*EXTRAIT À LIRE:*
============

Notre contributeur a vu dans la reconnaissance de la Palestine le suicide moral de l’Europe


Reconnaissance de la Palestine: pari diplomatique ou suicide vertueux?
New-York, 22 septembre 2025 © CHINE NOUVELLE/SIPA

L’autocritique permanente, loin d’apaiser, peut nourrir la propagande adverse. L’islamisme ne veut pas la repentance, il veut la victoire. Aussi, le progressisme sacrificiel des Occidentaux doit cesser, selon Charles Rojzman.


Le 22 septembre 2025, Emmanuel Macron, seul parmi les dirigeants européens ce jour-là, a annoncé à la tribune des Nations unies la reconnaissance officielle d’un État de Palestine. D’autres pays avaient déjà pris cette décision en amont (Norvège, Irlande, Espagne, Slovénie, Royaume-Uni, Portugal…), mais c’est la France qui, par la voix de son président, a voulu lui donner un retentissement mondial. Or ce geste fut posé sans conditions : ni désarmement du Hamas, ni garanties de sécurité pour Israël, ni libération des otages toujours détenus.

Ce choix, présenté comme un acte de paix, relève en réalité d’un calcul : apparaître comme le champion de l’équilibre au sein d’une ONU dominée par la majorité automatique des pays du Sud, tout en cherchant à répondre à la pression du bloc arabo-musulman. Mais il marque aussi une abdication : en reconnaissant la Palestine dans les conditions actuelles, la France entérine une victoire politique et symbolique du Hamas, et, à travers lui, légitime la montée en puissance d’un islamisme totalitaire.

============

*DONNÉES FOURNIES:*

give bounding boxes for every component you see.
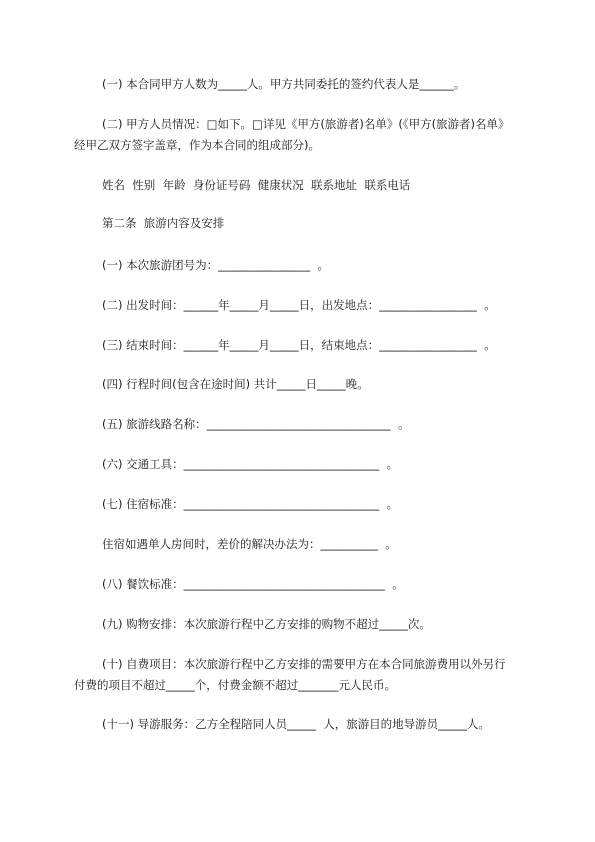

============

*OBJECTIFS:*
1. Dans l'extrait sur la reconnaissance de la Palestine, mets à jour le passage qui commence aux mots "L’autocritique permanente, loin" et s'arrête après "selon Charles Rojzman." en y remplaçant "repentance" par "contrition".
2. D'après l'extrait sur la reconnaissance de la Palestine, quelles conditions ont manqué au geste annoncé par la France ?
3. Poursuis l'extrait sur la reconnaissance de la Palestine à partir de l'endroit où il s'arrête.
Les lignes n'ont aucun lien avec l'extrait.

*RÉPONSES FOURNIES:*
1.
L’autocritique permanente, loin d’apaiser, peut nourrir la propagande adverse. L’islamisme ne veut pas la contrition, il veut la victoire. Aussi, le progressisme sacrificiel des Occidentaux doit cesser, selon Charles Rojzman.

2. Il n'y a eu ni désarmement du Hamas, ni garanties de sécurité pour Israël, ni libération des otages toujours détenus.

3.
Erreurs répétées

Israël n’est pas une périphérie dont l’Europe pourrait se détourner pour sauver son image morale. Il est le poste avancé d’un conflit qui concerne directement notre civilisation. En croyant protéger son prestige diplomatique, la France met en péril non seulement l’avenir d’Israël, mais le sien propre.

Il est des moments où les illusions d’une civilisation se révèlent pour ce qu’elles sont : un chemin vers sa propre disparition. L’attitude des élites européennes face à Israël, depuis le 7-Octobre et la riposte contre le Hamas, appartient à cette catégorie. Car il faut appeler les choses par leur nom : exiger un cessez-le-feu inconditionnel, c’est offrir une victoire politique et symbolique au Hamas ; et offrir une victoire au Hamas, c’est consacrer l’essor mondial de l’islamisme. Ce geste, présenté comme humanitaire, n’est rien d’autre qu’un suicide politique pour l’Europe.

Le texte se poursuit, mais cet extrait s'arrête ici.